## BEGIN

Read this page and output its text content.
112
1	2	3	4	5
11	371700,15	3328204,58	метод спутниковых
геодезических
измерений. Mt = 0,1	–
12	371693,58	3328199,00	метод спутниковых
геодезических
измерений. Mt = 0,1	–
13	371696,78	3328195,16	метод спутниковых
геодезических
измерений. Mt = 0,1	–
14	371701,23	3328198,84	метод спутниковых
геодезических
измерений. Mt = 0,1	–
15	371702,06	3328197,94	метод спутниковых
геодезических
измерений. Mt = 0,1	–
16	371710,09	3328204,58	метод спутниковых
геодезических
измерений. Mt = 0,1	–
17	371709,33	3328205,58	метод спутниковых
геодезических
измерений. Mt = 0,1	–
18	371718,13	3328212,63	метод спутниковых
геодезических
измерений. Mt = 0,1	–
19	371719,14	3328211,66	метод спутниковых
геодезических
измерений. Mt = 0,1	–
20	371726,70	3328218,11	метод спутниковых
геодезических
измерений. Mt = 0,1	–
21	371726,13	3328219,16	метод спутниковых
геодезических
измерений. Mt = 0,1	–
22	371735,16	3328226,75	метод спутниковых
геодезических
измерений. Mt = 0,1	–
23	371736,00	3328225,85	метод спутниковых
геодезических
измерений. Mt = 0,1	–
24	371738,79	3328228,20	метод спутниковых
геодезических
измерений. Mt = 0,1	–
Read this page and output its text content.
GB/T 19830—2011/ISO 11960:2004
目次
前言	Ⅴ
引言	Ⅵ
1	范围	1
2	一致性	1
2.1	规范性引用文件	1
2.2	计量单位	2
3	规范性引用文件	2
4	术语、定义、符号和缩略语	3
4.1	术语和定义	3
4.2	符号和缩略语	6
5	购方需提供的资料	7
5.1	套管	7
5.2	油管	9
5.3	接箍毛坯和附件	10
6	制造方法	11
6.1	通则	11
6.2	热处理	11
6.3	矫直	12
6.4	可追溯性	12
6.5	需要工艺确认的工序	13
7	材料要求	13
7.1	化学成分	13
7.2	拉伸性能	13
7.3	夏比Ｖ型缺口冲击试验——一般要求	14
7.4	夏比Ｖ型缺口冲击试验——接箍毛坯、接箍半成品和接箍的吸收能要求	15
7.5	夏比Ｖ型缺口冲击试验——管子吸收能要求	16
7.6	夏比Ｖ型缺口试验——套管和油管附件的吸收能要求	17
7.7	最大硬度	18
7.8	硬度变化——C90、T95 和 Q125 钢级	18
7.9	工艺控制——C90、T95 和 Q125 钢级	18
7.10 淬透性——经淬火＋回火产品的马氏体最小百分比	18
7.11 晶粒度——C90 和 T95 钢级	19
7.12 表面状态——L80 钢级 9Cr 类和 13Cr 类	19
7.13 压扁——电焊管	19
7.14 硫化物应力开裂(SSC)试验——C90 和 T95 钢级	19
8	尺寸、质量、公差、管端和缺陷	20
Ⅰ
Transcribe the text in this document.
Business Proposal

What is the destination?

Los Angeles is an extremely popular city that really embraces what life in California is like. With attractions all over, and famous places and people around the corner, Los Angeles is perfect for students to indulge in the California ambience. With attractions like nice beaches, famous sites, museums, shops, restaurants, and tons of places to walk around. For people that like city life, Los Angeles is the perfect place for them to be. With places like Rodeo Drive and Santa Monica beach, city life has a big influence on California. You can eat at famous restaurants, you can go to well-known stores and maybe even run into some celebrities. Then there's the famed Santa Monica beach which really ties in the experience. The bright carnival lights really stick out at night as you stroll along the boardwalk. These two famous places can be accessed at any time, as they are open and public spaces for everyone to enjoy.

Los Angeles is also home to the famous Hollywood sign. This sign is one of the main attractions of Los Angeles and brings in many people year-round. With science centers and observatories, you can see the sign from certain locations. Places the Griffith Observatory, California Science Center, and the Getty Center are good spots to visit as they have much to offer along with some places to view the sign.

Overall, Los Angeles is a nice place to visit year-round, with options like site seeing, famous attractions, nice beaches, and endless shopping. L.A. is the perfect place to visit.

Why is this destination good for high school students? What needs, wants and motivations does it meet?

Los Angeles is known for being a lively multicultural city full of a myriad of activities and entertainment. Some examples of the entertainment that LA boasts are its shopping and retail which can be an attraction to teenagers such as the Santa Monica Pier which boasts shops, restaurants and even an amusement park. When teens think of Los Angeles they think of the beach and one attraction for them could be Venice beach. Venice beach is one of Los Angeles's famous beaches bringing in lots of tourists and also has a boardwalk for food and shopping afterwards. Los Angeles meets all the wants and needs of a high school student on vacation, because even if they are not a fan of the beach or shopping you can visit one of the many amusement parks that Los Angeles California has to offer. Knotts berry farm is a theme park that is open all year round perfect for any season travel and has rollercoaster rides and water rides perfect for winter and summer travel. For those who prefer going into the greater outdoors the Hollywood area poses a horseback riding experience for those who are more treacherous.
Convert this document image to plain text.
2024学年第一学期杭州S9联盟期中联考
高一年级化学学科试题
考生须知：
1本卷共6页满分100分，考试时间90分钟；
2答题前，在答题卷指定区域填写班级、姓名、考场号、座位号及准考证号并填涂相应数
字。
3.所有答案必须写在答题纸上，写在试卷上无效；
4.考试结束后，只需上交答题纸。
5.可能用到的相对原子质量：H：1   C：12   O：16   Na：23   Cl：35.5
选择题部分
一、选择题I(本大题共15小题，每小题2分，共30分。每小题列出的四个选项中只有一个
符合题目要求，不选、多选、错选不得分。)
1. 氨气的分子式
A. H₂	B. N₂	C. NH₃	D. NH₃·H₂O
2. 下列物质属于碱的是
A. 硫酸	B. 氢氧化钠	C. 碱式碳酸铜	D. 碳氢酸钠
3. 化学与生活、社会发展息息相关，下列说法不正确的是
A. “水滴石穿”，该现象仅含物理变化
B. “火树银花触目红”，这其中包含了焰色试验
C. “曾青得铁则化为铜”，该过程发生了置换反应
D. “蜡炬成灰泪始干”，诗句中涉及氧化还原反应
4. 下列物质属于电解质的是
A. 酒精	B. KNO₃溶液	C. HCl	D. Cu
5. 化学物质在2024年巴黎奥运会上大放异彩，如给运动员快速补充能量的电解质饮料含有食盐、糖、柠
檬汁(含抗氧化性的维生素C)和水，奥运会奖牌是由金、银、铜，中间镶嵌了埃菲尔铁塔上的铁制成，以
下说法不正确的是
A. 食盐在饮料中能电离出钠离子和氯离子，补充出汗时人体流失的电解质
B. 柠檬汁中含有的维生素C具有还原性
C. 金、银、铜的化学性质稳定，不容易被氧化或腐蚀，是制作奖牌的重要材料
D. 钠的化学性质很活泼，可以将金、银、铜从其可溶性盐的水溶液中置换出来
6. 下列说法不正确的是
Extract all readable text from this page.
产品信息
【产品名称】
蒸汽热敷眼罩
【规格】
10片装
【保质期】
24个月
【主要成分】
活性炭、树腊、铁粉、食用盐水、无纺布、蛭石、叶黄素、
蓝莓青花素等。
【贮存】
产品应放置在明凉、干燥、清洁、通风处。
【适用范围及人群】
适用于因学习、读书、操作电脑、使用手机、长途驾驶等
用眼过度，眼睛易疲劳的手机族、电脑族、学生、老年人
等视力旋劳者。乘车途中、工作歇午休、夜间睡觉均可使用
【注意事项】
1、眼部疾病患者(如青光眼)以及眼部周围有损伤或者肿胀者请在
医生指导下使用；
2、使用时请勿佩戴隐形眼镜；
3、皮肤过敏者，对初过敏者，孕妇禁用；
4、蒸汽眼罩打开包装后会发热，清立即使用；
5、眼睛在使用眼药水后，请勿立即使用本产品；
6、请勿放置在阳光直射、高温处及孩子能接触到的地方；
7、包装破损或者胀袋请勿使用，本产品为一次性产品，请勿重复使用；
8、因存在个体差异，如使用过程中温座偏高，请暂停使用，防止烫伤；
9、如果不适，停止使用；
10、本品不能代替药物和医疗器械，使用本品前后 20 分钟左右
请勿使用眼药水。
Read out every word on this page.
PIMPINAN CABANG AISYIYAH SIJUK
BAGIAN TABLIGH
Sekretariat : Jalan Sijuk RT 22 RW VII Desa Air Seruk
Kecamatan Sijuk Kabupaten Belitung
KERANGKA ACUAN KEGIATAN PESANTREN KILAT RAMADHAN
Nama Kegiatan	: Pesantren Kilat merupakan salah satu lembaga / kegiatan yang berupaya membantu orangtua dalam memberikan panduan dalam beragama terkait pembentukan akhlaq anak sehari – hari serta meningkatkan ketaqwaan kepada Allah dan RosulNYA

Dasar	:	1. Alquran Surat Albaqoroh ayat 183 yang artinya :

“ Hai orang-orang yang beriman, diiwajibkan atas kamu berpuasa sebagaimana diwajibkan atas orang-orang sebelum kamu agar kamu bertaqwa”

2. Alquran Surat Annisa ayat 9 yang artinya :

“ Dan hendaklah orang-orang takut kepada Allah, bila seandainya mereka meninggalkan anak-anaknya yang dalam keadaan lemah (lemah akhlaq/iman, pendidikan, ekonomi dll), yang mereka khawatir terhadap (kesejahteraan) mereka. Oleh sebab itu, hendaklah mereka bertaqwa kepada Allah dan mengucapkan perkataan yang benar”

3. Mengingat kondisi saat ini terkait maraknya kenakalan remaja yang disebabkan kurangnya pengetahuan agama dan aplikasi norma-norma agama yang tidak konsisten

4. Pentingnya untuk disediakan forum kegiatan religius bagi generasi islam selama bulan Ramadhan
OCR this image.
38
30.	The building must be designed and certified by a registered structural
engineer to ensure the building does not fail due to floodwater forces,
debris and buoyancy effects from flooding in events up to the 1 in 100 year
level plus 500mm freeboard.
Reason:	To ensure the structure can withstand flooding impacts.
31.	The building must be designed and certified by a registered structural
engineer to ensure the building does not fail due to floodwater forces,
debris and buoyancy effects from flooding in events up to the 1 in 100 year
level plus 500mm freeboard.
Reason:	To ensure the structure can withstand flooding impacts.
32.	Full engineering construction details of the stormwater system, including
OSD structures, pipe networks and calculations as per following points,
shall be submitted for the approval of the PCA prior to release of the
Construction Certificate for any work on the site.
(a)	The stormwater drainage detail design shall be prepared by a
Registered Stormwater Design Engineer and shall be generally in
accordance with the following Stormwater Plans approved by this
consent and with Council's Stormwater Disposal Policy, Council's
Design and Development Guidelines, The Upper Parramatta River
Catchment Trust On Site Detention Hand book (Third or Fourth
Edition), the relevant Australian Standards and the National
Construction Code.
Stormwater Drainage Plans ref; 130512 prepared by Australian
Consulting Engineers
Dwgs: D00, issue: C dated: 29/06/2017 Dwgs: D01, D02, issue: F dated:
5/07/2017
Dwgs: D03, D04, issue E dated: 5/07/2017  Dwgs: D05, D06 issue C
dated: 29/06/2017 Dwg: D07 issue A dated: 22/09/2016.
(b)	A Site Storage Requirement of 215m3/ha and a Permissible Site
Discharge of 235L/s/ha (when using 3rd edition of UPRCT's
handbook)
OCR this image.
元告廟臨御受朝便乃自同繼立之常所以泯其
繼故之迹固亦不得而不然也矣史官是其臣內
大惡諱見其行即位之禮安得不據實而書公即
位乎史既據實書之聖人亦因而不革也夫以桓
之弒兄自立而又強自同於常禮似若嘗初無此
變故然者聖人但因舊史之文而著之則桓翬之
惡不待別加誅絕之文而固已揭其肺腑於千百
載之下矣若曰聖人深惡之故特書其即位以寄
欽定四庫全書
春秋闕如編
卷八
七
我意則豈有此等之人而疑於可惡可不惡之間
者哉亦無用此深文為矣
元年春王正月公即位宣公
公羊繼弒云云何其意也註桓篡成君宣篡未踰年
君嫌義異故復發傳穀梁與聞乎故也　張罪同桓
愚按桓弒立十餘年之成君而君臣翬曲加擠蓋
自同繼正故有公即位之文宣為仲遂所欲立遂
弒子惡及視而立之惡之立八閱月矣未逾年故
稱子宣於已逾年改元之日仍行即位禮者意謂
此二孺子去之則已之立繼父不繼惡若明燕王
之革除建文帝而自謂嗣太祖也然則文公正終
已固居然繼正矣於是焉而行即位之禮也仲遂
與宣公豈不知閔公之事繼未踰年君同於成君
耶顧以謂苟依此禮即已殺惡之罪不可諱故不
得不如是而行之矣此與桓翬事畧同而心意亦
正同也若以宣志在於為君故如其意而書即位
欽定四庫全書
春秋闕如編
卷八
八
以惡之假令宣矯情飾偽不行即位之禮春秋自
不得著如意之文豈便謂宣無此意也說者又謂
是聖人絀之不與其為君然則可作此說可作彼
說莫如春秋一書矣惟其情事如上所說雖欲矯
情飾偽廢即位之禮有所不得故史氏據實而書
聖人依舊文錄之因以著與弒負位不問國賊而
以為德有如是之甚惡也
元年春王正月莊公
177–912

## END

Look through the entries above and report each line where the string "following" occurs.

• Exercise answer:
OSD structures, pipe networks and calculations as per following points,
accordance with the following Stormwater Plans approved by this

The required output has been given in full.